## WHAT THIS EXERCISE ASKS
A) Answer these questions from the passage on Zoroaster, one line each, marked the same way:
(i) In fire worship, what was the fire borrowed to represent?
(ii) By what name is Zoroaster known in the East?
(iii) Which two Christian doctrines does the passage say Mohammed set out to subvert?
B) Resume the passage on Zoroaster and Mohammed, starting after its final sentence.

## SELECTED TEXT
============================================================
This purer belief, it is stated, eventually gave way to the adoration of the heavenly bodies, in the worship of which the religion called Sabaeism consisted. To this succeeded the worship of fire, which, however, is scarcely another religion, but a modification of Sabaeism, the fire being simply borrowed as a symbol or representation of the solar heat. Note: The cut is taken from a sculpture at Nakhsh-i-Rustam, supposed to be not later than the age of Cyrus, and represents a priest or king—most probably the latter, worshipping towards the sin, having immediately before him an altar, on which the sacred fire is burning. After this arose another form of Sabaeism, which consisted in the worship of the planets by symbolical images; and this appears to have been the form of idolatry which subsisted at the time Zoroaster appeared; before, perhaps, it had wholly superseded the fire-worship, but when it had become a wide-spread corruption existing together with it, and while the worship of fire was still probably the formal religion of the country, the worship of or by images being an excrescence superinduced thereon. Zoroaster rent away this excrescence; and although his doctrine did not involve fire-worship, he seems to have accepted it as a suitable symbol of the Divine essence—probably in the feeling common among the ancient speculators, that the people generally needed some sensible object of worship, and that the fire, to which they were accustomed, was better than any other that could be devised.

This man was Zoroaster, known in the East by the name of Zerdusht, of whose existence prior to the epoch usually assigned to him, we yesterday avowed our opinion.

The traditions of the Eastern Christians, of the Jews, and of the Moslems, regarding this remarkable man, might deserve attention, if only from the sort of doubt which has been felt, as to the place which might be with justice assigned to one, whose teachings were so superior to all that ancient heathenism knew and yet contained so much that was wrong in principle, and that involved the awful imposition of a pretended revelation from heaven. We know that Zoroaster had no such revelation. The pretension to it, therefore, stamps the system with a flagrant character, which averts the sort of respect that might be felt for it as a human system—bad indeed, but still the best that the mind of man had been able to devise. It puts Zoroaster on a level with Mohammed. Both make the same pretension—both exhibit books alleged to be obtained from heaven, and both taught much that was in itself good and true—and both are guilty of the dreadful crime of making the Almighty responsible for their doctrines, by alleging that they received them from his hand. Of the two, however, Zoroaster was less culpable than Mohammed. Zoroaster did not know—at least, we have no evidence that he knew—that there had been any previous revelation of God’s will to man, and he was far from intending to subvert any existing truth. But Mohammed knew that God had already revealed his will to man through Moses and through Christ; and, while admitting the truth of these revelations, he applied himself deliberately, with full purpose of mind, to subvert and stigmatize the most essential doctrines of the Christian faith—the divinity of our Lord, and the complete atonement for sin which his death upon the cross accomplished. He taught his followers not only to reject those doctrines, on which hang all the true hopes of man, but to regard them with hatred and abhorrence. This is a dreadful fact; and a due consideration of it, and of the too effectual bar which has been thus set up against the reception of Christianity by the followers of the false prophet, is enough to prevent our sharing in that dim respect for Mohammed, and for his teaching, which some thoughtless Christians have allowed themselves to entertain.
============================================================
## EXTRACTED MATERIAL

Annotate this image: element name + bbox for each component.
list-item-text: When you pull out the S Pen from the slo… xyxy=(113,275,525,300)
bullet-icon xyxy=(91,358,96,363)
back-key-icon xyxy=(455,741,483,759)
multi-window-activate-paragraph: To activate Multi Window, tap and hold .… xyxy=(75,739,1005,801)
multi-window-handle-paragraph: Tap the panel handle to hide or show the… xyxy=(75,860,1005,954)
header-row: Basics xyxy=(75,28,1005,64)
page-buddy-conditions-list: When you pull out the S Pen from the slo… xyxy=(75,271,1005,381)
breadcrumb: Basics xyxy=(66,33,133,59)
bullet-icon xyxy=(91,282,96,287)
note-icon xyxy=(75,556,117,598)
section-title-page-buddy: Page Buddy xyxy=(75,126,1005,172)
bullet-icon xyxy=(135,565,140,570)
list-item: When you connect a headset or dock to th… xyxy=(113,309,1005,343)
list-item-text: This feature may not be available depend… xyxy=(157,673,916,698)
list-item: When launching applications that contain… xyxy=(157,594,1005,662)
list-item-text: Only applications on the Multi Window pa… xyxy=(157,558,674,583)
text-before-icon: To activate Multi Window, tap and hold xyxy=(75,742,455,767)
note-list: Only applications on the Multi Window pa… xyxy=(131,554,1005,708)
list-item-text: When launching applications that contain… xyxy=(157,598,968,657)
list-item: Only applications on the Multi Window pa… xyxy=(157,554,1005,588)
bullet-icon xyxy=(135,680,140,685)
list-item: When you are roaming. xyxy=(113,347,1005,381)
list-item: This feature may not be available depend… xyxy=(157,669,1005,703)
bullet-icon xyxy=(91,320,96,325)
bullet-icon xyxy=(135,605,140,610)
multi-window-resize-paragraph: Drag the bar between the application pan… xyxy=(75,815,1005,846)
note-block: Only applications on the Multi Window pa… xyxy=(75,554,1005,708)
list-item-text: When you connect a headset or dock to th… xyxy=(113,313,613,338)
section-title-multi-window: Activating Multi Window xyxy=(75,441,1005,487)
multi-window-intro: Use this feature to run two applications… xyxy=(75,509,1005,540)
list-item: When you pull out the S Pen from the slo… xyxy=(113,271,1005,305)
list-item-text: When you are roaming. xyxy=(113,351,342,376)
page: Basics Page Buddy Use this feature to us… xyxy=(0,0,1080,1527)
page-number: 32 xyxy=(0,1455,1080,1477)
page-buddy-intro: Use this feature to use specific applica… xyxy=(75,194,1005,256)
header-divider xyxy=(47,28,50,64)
============================================================
## OUTPUTS
A)
(i) The solar heat.
(ii) Zerdusht.
(iii) The divinity of our Lord, and the complete atonement for sin accomplished by his death upon the cross.

B)
In saying that Zoroaster was unconscious of any existing revelation, we are not ignorant that the contrary has been urged in the traditions to which we have referred. But we attach no credit to them, only finding in them evidence that the authors of those reports were perplexed how to account for the good that was to be found in his system, otherwise than by supposing that he had availed himself of such of the Hebrew Scriptures as had then been written. Whatever probabilities might have been alleged in favor of these conjectures under the account which places the time of Zoroaster so late as the reign of Darius Hystaspis, disappear when he is placed, as we are constrained to place him, before the time of Cyrus, if not before the Hebrew captivity.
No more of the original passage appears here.